▸ **Requirements**:
Transcribe the material exactly. Images do not belong in the copy.

▸ **Available data**:
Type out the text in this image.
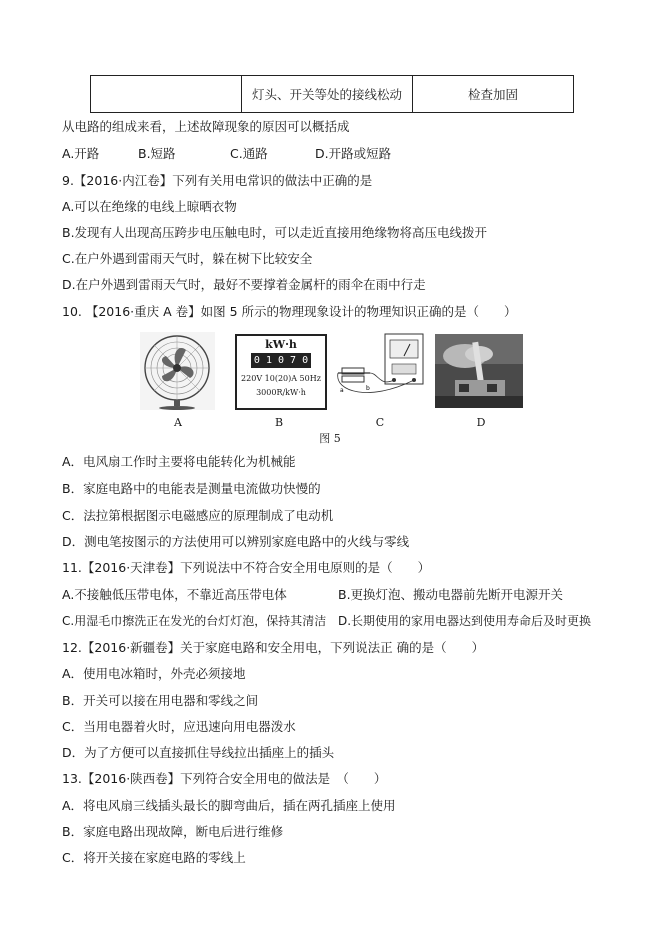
	灯头、开关等处的接线松动	检查加固
从电路的组成来看，上述故障现象的原因可以概括成
A.开路	B.短路	C.通路	D.开路或短路
9.【2016·内江卷】下列有关用电常识的做法中正确的是
A.可以在绝缘的电线上晾晒衣物
B.发现有人出现高压跨步电压触电时，可以走近直接用绝缘物将高压电线拨开
C.在户外遇到雷雨天气时，躲在树下比较安全
D.在户外遇到雷雨天气时，最好不要撑着金属杆的雨伞在雨中行走
10. 【2016·重庆 A 卷】如图 5 所示的物理现象设计的物理知识正确的是（　　）
kW·h
0 1 0 7 0
220V 10(20)A 50Hz
3000R/kW·h	a	b
A	B	C	D
图 5
A．电风扇工作时主要将电能转化为机械能
B．家庭电路中的电能表是测量电流做功快慢的
C．法拉第根据图示电磁感应的原理制成了电动机
D．测电笔按图示的方法使用可以辨别家庭电路中的火线与零线
11.【2016·天津卷】下列说法中不符合安全用电原则的是（　　）
A.不接触低压带电体，不靠近高压带电体	B.更换灯泡、搬动电器前先断开电源开关
C.用湿毛巾擦洗正在发光的台灯灯泡，保持其清洁 D.长期使用的家用电器达到使用寿命后及时更换
12.【2016·新疆卷】关于家庭电路和安全用电，下列说法正 确的是（　　）
A．使用电冰箱时，外壳必须接地
B．开关可以接在用电器和零线之间
C．当用电器着火时，应迅速向用电器泼水
D．为了方便可以直接抓住导线拉出插座上的插头
13.【2016·陕西卷】下列符合安全用电的做法是　（　　）
A．将电风扇三线插头最长的脚弯曲后，插在两孔插座上使用
B．家庭电路出现故障，断电后进行维修
C．将开关接在家庭电路的零线上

▸ **Answer for this exercise**:
Type out the text in this image.
	灯头、开关等处的接线松动	检查加固
从电路的组成来看，上述故障现象的原因可以概括成
A.开路	B.短路	C.通路	D.开路或短路
9.【2016·内江卷】下列有关用电常识的做法中正确的是
A.可以在绝缘的电线上晾晒衣物
B.发现有人出现高压跨步电压触电时，可以走近直接用绝缘物将高压电线拨开
C.在户外遇到雷雨天气时，躲在树下比较安全
D.在户外遇到雷雨天气时，最好不要撑着金属杆的雨伞在雨中行走
10. 【2016·重庆 A 卷】如图 5 所示的物理现象设计的物理知识正确的是（　　）
kW·h
0 1 0 7 0
220V 10(20)A 50Hz
3000R/kW·h	a	b
A	B	C	D
图 5
A．电风扇工作时主要将电能转化为机械能
B．家庭电路中的电能表是测量电流做功快慢的
C．法拉第根据图示电磁感应的原理制成了电动机
D．测电笔按图示的方法使用可以辨别家庭电路中的火线与零线
11.【2016·天津卷】下列说法中不符合安全用电原则的是（　　）
A.不接触低压带电体，不靠近高压带电体	B.更换灯泡、搬动电器前先断开电源开关
C.用湿毛巾擦洗正在发光的台灯灯泡，保持其清洁 D.长期使用的家用电器达到使用寿命后及时更换
12.【2016·新疆卷】关于家庭电路和安全用电，下列说法正 确的是（　　）
A．使用电冰箱时，外壳必须接地
B．开关可以接在用电器和零线之间
C．当用电器着火时，应迅速向用电器泼水
D．为了方便可以直接抓住导线拉出插座上的插头
13.【2016·陕西卷】下列符合安全用电的做法是　（　　）
A．将电风扇三线插头最长的脚弯曲后，插在两孔插座上使用
B．家庭电路出现故障，断电后进行维修
C．将开关接在家庭电路的零线上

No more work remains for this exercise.